What you have to do »
In the copy, include every entry exactly but none of the images.

Dataset excerpts start

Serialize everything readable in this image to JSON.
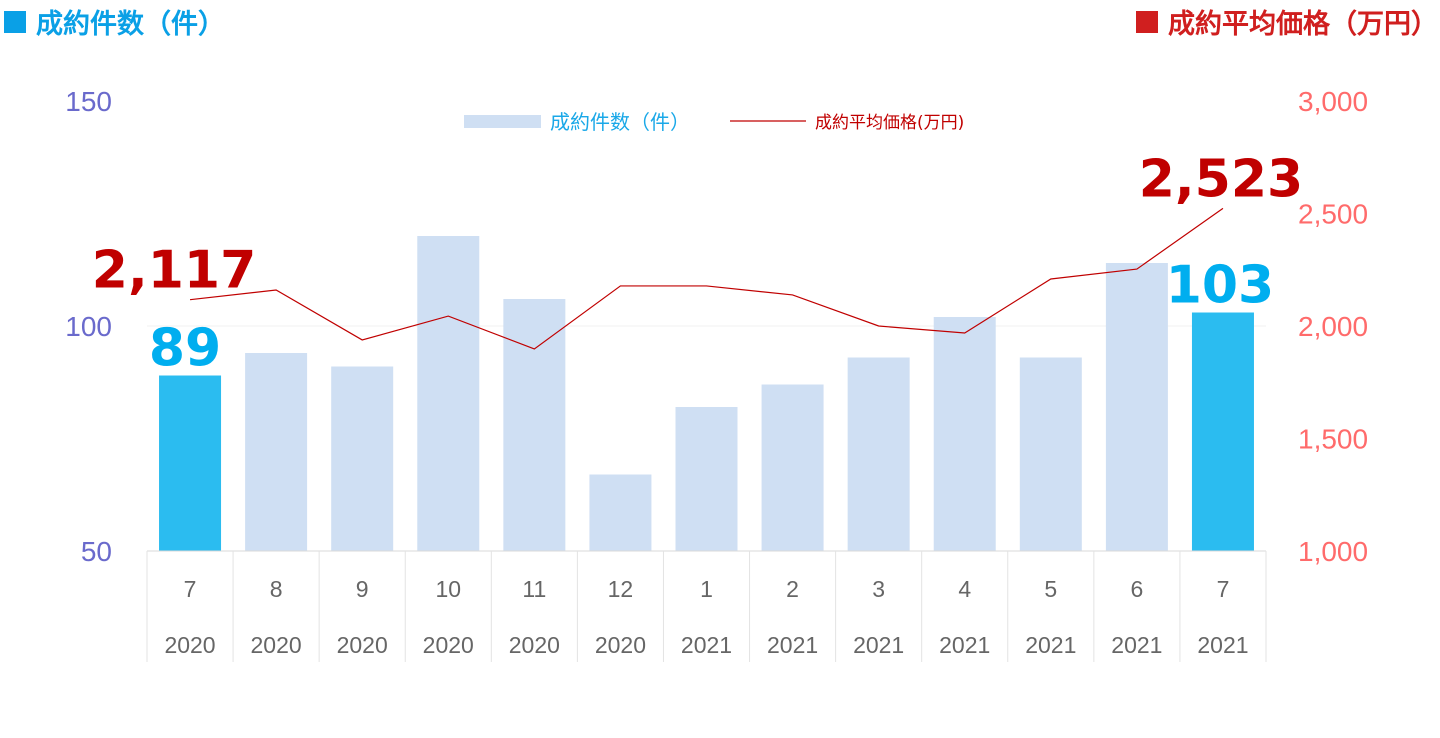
{
  "headers": {
    "left": {
      "label": "成約件数（件）",
      "color": "#0aa0e6"
    },
    "right": {
      "label": "成約平均価格（万円）",
      "color": "#d01f1f"
    }
  },
  "chart_data": {
    "type": "bar",
    "categories": [
      {
        "month": "7",
        "year": "2020"
      },
      {
        "month": "8",
        "year": "2020"
      },
      {
        "month": "9",
        "year": "2020"
      },
      {
        "month": "10",
        "year": "2020"
      },
      {
        "month": "11",
        "year": "2020"
      },
      {
        "month": "12",
        "year": "2020"
      },
      {
        "month": "1",
        "year": "2021"
      },
      {
        "month": "2",
        "year": "2021"
      },
      {
        "month": "3",
        "year": "2021"
      },
      {
        "month": "4",
        "year": "2021"
      },
      {
        "month": "5",
        "year": "2021"
      },
      {
        "month": "6",
        "year": "2021"
      },
      {
        "month": "7",
        "year": "2021"
      }
    ],
    "series": [
      {
        "name": "成約件数（件）",
        "type": "bar",
        "axis": "left",
        "values": [
          89,
          94,
          91,
          120,
          106,
          67,
          82,
          87,
          93,
          102,
          93,
          114,
          103
        ],
        "color": "#cfdff3",
        "highlight_color": "#2bbcf0",
        "highlight_indices": [
          0,
          12
        ],
        "label_color": "#00aeef"
      },
      {
        "name": "成約平均価格(万円)",
        "type": "line",
        "axis": "right",
        "values": [
          2117,
          2160,
          1938,
          2044,
          1898,
          2178,
          2178,
          2138,
          2000,
          1969,
          2209,
          2253,
          2523
        ],
        "color": "#c00000",
        "label_indices": [
          0,
          12
        ]
      }
    ],
    "y_left": {
      "range": [
        50,
        150
      ],
      "ticks": [
        "50",
        "100",
        "150"
      ],
      "color": "#6a6acc"
    },
    "y_right": {
      "range": [
        1000,
        3000
      ],
      "ticks": [
        "1,000",
        "1,500",
        "2,000",
        "2,500",
        "3,000"
      ],
      "color": "#ff6b6b"
    },
    "data_labels": {
      "bar_first": "89",
      "bar_last": "103",
      "line_first": "2,117",
      "line_last": "2,523"
    },
    "legend": {
      "placement": "top-center"
    },
    "grid": true
  }
}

Dataset excerpts end

Worked answer »
Serialize everything readable in this image to JSON.
{
  "headers": {
    "left": {
      "label": "成約件数（件）",
      "color": "#0aa0e6"
    },
    "right": {
      "label": "成約平均価格（万円）",
      "color": "#d01f1f"
    }
  },
  "chart_data": {
    "type": "bar",
    "categories": [
      {
        "month": "7",
        "year": "2020"
      },
      {
        "month": "8",
        "year": "2020"
      },
      {
        "month": "9",
        "year": "2020"
      },
      {
        "month": "10",
        "year": "2020"
      },
      {
        "month": "11",
        "year": "2020"
      },
      {
        "month": "12",
        "year": "2020"
      },
      {
        "month": "1",
        "year": "2021"
      },
      {
        "month": "2",
        "year": "2021"
      },
      {
        "month": "3",
        "year": "2021"
      },
      {
        "month": "4",
        "year": "2021"
      },
      {
        "month": "5",
        "year": "2021"
      },
      {
        "month": "6",
        "year": "2021"
      },
      {
        "month": "7",
        "year": "2021"
      }
    ],
    "series": [
      {
        "name": "成約件数（件）",
        "type": "bar",
        "axis": "left",
        "values": [
          89,
          94,
          91,
          120,
          106,
          67,
          82,
          87,
          93,
          102,
          93,
          114,
          103
        ],
        "color": "#cfdff3",
        "highlight_color": "#2bbcf0",
        "highlight_indices": [
          0,
          12
        ],
        "label_color": "#00aeef"
      },
      {
        "name": "成約平均価格(万円)",
        "type": "line",
        "axis": "right",
        "values": [
          2117,
          2160,
          1938,
          2044,
          1898,
          2178,
          2178,
          2138,
          2000,
          1969,
          2209,
          2253,
          2523
        ],
        "color": "#c00000",
        "label_indices": [
          0,
          12
        ]
      }
    ],
    "y_left": {
      "range": [
        50,
        150
      ],
      "ticks": [
        "50",
        "100",
        "150"
      ],
      "color": "#6a6acc"
    },
    "y_right": {
      "range": [
        1000,
        3000
      ],
      "ticks": [
        "1,000",
        "1,500",
        "2,000",
        "2,500",
        "3,000"
      ],
      "color": "#ff6b6b"
    },
    "data_labels": {
      "bar_first": "89",
      "bar_last": "103",
      "line_first": "2,117",
      "line_last": "2,523"
    },
    "legend": {
      "placement": "top-center"
    },
    "grid": true
  }
}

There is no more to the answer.